[OBJECTIVE]:
Your task is to reproduce the material exactly.

━━ EXCERPTED DATA

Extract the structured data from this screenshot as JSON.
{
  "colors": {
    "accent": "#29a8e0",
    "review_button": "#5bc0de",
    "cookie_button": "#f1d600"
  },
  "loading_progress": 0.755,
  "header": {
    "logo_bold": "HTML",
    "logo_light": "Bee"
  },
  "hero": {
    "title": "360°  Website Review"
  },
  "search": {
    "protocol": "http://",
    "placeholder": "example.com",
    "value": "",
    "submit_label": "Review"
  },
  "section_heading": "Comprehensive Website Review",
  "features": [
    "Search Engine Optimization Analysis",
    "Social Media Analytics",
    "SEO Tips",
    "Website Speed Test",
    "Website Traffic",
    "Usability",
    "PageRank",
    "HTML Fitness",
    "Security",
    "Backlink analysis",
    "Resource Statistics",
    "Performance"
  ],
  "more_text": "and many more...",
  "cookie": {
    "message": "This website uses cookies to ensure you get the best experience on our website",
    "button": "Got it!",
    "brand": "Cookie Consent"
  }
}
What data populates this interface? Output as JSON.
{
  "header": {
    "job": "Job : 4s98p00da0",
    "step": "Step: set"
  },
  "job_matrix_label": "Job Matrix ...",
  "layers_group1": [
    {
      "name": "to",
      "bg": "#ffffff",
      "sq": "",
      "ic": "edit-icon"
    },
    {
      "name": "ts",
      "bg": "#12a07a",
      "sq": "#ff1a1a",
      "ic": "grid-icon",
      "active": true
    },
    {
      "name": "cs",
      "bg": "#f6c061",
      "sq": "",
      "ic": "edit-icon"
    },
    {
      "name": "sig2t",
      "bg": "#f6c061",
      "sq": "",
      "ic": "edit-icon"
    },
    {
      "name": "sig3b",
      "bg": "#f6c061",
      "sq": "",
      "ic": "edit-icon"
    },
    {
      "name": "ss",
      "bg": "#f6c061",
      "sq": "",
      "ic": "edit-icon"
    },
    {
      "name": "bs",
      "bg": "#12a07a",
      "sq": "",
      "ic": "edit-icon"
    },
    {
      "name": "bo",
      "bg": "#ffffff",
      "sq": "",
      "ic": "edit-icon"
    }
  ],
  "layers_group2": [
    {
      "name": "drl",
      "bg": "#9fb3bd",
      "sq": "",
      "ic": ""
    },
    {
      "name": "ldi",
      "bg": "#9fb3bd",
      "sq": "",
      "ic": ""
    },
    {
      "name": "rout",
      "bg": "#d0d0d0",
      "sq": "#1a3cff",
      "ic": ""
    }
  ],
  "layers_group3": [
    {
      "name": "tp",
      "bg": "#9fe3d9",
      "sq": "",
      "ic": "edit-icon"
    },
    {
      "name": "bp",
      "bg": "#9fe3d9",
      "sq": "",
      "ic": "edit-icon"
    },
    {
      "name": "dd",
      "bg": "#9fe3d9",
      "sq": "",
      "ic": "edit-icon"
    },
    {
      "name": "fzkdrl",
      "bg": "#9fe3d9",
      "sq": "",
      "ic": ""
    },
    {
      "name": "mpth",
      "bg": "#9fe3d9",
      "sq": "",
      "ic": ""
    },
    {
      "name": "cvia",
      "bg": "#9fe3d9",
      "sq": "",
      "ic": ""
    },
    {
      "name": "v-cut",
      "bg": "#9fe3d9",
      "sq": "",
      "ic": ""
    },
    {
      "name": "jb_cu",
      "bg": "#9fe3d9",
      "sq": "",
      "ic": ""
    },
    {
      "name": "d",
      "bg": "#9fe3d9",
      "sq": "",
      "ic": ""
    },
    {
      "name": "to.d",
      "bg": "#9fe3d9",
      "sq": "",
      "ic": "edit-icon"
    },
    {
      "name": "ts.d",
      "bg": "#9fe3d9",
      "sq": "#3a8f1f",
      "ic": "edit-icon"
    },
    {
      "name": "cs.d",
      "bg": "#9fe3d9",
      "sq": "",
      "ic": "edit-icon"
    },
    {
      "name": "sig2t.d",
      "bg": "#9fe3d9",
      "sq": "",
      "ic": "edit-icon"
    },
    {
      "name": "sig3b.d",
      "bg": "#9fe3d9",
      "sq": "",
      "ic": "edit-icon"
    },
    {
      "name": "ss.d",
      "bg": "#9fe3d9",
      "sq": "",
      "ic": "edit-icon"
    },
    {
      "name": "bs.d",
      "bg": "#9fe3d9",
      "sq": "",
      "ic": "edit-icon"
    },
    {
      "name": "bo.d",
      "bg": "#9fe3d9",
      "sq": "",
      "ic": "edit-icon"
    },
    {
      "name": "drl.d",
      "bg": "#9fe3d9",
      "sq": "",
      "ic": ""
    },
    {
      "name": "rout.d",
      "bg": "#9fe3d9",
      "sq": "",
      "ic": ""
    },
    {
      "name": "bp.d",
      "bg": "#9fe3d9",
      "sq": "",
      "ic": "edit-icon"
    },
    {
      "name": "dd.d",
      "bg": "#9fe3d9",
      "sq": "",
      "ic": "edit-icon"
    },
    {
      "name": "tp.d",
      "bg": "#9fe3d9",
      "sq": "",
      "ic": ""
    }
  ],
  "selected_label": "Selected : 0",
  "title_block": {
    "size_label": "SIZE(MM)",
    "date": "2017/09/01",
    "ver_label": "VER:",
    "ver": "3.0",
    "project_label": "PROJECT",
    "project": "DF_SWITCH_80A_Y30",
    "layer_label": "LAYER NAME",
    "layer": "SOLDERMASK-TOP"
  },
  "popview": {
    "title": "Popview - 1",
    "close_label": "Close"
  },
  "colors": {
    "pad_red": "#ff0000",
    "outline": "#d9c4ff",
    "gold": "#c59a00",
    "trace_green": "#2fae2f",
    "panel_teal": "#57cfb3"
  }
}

━━━━

[ANSWER TO THIS EXERCISE]:
Extract the structured data from this screenshot as JSON.
{
  "colors": {
    "accent": "#29a8e0",
    "review_button": "#5bc0de",
    "cookie_button": "#f1d600"
  },
  "loading_progress": 0.755,
  "header": {
    "logo_bold": "HTML",
    "logo_light": "Bee"
  },
  "hero": {
    "title": "360°  Website Review"
  },
  "search": {
    "protocol": "http://",
    "placeholder": "example.com",
    "value": "",
    "submit_label": "Review"
  },
  "section_heading": "Comprehensive Website Review",
  "features": [
    "Search Engine Optimization Analysis",
    "Social Media Analytics",
    "SEO Tips",
    "Website Speed Test",
    "Website Traffic",
    "Usability",
    "PageRank",
    "HTML Fitness",
    "Security",
    "Backlink analysis",
    "Resource Statistics",
    "Performance"
  ],
  "more_text": "and many more...",
  "cookie": {
    "message": "This website uses cookies to ensure you get the best experience on our website",
    "button": "Got it!",
    "brand": "Cookie Consent"
  }
}
What data populates this interface? Output as JSON.
{
  "header": {
    "job": "Job : 4s98p00da0",
    "step": "Step: set"
  },
  "job_matrix_label": "Job Matrix ...",
  "layers_group1": [
    {
      "name": "to",
      "bg": "#ffffff",
      "sq": "",
      "ic": "edit-icon"
    },
    {
      "name": "ts",
      "bg": "#12a07a",
      "sq": "#ff1a1a",
      "ic": "grid-icon",
      "active": true
    },
    {
      "name": "cs",
      "bg": "#f6c061",
      "sq": "",
      "ic": "edit-icon"
    },
    {
      "name": "sig2t",
      "bg": "#f6c061",
      "sq": "",
      "ic": "edit-icon"
    },
    {
      "name": "sig3b",
      "bg": "#f6c061",
      "sq": "",
      "ic": "edit-icon"
    },
    {
      "name": "ss",
      "bg": "#f6c061",
      "sq": "",
      "ic": "edit-icon"
    },
    {
      "name": "bs",
      "bg": "#12a07a",
      "sq": "",
      "ic": "edit-icon"
    },
    {
      "name": "bo",
      "bg": "#ffffff",
      "sq": "",
      "ic": "edit-icon"
    }
  ],
  "layers_group2": [
    {
      "name": "drl",
      "bg": "#9fb3bd",
      "sq": "",
      "ic": ""
    },
    {
      "name": "ldi",
      "bg": "#9fb3bd",
      "sq": "",
      "ic": ""
    },
    {
      "name": "rout",
      "bg": "#d0d0d0",
      "sq": "#1a3cff",
      "ic": ""
    }
  ],
  "layers_group3": [
    {
      "name": "tp",
      "bg": "#9fe3d9",
      "sq": "",
      "ic": "edit-icon"
    },
    {
      "name": "bp",
      "bg": "#9fe3d9",
      "sq": "",
      "ic": "edit-icon"
    },
    {
      "name": "dd",
      "bg": "#9fe3d9",
      "sq": "",
      "ic": "edit-icon"
    },
    {
      "name": "fzkdrl",
      "bg": "#9fe3d9",
      "sq": "",
      "ic": ""
    },
    {
      "name": "mpth",
      "bg": "#9fe3d9",
      "sq": "",
      "ic": ""
    },
    {
      "name": "cvia",
      "bg": "#9fe3d9",
      "sq": "",
      "ic": ""
    },
    {
      "name": "v-cut",
      "bg": "#9fe3d9",
      "sq": "",
      "ic": ""
    },
    {
      "name": "jb_cu",
      "bg": "#9fe3d9",
      "sq": "",
      "ic": ""
    },
    {
      "name": "d",
      "bg": "#9fe3d9",
      "sq": "",
      "ic": ""
    },
    {
      "name": "to.d",
      "bg": "#9fe3d9",
      "sq": "",
      "ic": "edit-icon"
    },
    {
      "name": "ts.d",
      "bg": "#9fe3d9",
      "sq": "#3a8f1f",
      "ic": "edit-icon"
    },
    {
      "name": "cs.d",
      "bg": "#9fe3d9",
      "sq": "",
      "ic": "edit-icon"
    },
    {
      "name": "sig2t.d",
      "bg": "#9fe3d9",
      "sq": "",
      "ic": "edit-icon"
    },
    {
      "name": "sig3b.d",
      "bg": "#9fe3d9",
      "sq": "",
      "ic": "edit-icon"
    },
    {
      "name": "ss.d",
      "bg": "#9fe3d9",
      "sq": "",
      "ic": "edit-icon"
    },
    {
      "name": "bs.d",
      "bg": "#9fe3d9",
      "sq": "",
      "ic": "edit-icon"
    },
    {
      "name": "bo.d",
      "bg": "#9fe3d9",
      "sq": "",
      "ic": "edit-icon"
    },
    {
      "name": "drl.d",
      "bg": "#9fe3d9",
      "sq": "",
      "ic": ""
    },
    {
      "name": "rout.d",
      "bg": "#9fe3d9",
      "sq": "",
      "ic": ""
    },
    {
      "name": "bp.d",
      "bg": "#9fe3d9",
      "sq": "",
      "ic": "edit-icon"
    },
    {
      "name": "dd.d",
      "bg": "#9fe3d9",
      "sq": "",
      "ic": "edit-icon"
    },
    {
      "name": "tp.d",
      "bg": "#9fe3d9",
      "sq": "",
      "ic": ""
    }
  ],
  "selected_label": "Selected : 0",
  "title_block": {
    "size_label": "SIZE(MM)",
    "date": "2017/09/01",
    "ver_label": "VER:",
    "ver": "3.0",
    "project_label": "PROJECT",
    "project": "DF_SWITCH_80A_Y30",
    "layer_label": "LAYER NAME",
    "layer": "SOLDERMASK-TOP"
  },
  "popview": {
    "title": "Popview - 1",
    "close_label": "Close"
  },
  "colors": {
    "pad_red": "#ff0000",
    "outline": "#d9c4ff",
    "gold": "#c59a00",
    "trace_green": "#2fae2f",
    "panel_teal": "#57cfb3"
  }
}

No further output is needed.